[Stored entries]
· · · ·

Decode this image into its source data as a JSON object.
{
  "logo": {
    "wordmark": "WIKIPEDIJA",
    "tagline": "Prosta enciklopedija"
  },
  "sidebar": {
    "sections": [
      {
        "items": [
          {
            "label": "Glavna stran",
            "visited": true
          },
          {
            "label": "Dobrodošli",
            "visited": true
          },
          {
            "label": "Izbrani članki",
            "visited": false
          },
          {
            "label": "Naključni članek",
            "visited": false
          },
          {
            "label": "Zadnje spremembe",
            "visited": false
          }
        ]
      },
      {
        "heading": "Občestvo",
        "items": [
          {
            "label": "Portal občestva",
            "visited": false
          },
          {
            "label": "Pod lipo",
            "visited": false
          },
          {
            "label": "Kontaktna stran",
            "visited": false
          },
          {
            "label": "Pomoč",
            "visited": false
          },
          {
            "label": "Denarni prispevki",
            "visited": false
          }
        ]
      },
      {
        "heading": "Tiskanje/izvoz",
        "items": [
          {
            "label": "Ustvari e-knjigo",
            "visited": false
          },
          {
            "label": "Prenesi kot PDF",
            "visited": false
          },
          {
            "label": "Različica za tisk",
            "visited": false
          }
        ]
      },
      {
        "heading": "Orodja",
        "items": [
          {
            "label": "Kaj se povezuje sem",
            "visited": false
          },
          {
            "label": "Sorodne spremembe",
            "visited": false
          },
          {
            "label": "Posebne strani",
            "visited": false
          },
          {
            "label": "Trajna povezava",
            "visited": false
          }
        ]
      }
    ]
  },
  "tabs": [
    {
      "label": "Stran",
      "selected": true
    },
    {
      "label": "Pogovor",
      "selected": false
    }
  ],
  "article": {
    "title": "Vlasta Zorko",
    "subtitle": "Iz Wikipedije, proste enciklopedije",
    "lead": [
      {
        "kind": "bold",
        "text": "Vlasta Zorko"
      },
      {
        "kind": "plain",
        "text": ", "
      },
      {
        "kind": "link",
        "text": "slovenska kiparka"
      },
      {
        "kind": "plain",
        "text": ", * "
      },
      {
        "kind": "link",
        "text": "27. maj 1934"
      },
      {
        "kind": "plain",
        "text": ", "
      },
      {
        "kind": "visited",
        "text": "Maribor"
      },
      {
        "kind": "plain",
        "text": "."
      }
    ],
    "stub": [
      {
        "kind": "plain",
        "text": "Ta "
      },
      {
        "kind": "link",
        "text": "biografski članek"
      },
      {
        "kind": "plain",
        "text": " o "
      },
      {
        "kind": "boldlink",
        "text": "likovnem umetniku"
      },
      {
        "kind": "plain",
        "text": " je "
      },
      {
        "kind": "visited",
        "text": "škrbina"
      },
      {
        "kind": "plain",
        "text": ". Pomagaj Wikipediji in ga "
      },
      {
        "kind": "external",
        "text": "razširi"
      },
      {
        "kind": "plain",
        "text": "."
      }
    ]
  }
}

· · · ·

■ Instruction ■
Give the entries again in full, exactly as they are written.

■ Completed task ■
Decode this image into its source data as a JSON object.
{
  "logo": {
    "wordmark": "WIKIPEDIJA",
    "tagline": "Prosta enciklopedija"
  },
  "sidebar": {
    "sections": [
      {
        "items": [
          {
            "label": "Glavna stran",
            "visited": true
          },
          {
            "label": "Dobrodošli",
            "visited": true
          },
          {
            "label": "Izbrani članki",
            "visited": false
          },
          {
            "label": "Naključni članek",
            "visited": false
          },
          {
            "label": "Zadnje spremembe",
            "visited": false
          }
        ]
      },
      {
        "heading": "Občestvo",
        "items": [
          {
            "label": "Portal občestva",
            "visited": false
          },
          {
            "label": "Pod lipo",
            "visited": false
          },
          {
            "label": "Kontaktna stran",
            "visited": false
          },
          {
            "label": "Pomoč",
            "visited": false
          },
          {
            "label": "Denarni prispevki",
            "visited": false
          }
        ]
      },
      {
        "heading": "Tiskanje/izvoz",
        "items": [
          {
            "label": "Ustvari e-knjigo",
            "visited": false
          },
          {
            "label": "Prenesi kot PDF",
            "visited": false
          },
          {
            "label": "Različica za tisk",
            "visited": false
          }
        ]
      },
      {
        "heading": "Orodja",
        "items": [
          {
            "label": "Kaj se povezuje sem",
            "visited": false
          },
          {
            "label": "Sorodne spremembe",
            "visited": false
          },
          {
            "label": "Posebne strani",
            "visited": false
          },
          {
            "label": "Trajna povezava",
            "visited": false
          }
        ]
      }
    ]
  },
  "tabs": [
    {
      "label": "Stran",
      "selected": true
    },
    {
      "label": "Pogovor",
      "selected": false
    }
  ],
  "article": {
    "title": "Vlasta Zorko",
    "subtitle": "Iz Wikipedije, proste enciklopedije",
    "lead": [
      {
        "kind": "bold",
        "text": "Vlasta Zorko"
      },
      {
        "kind": "plain",
        "text": ", "
      },
      {
        "kind": "link",
        "text": "slovenska kiparka"
      },
      {
        "kind": "plain",
        "text": ", * "
      },
      {
        "kind": "link",
        "text": "27. maj 1934"
      },
      {
        "kind": "plain",
        "text": ", "
      },
      {
        "kind": "visited",
        "text": "Maribor"
      },
      {
        "kind": "plain",
        "text": "."
      }
    ],
    "stub": [
      {
        "kind": "plain",
        "text": "Ta "
      },
      {
        "kind": "link",
        "text": "biografski članek"
      },
      {
        "kind": "plain",
        "text": " o "
      },
      {
        "kind": "boldlink",
        "text": "likovnem umetniku"
      },
      {
        "kind": "plain",
        "text": " je "
      },
      {
        "kind": "visited",
        "text": "škrbina"
      },
      {
        "kind": "plain",
        "text": ". Pomagaj Wikipediji in ga "
      },
      {
        "kind": "external",
        "text": "razširi"
      },
      {
        "kind": "plain",
        "text": "."
      }
    ]
  }
}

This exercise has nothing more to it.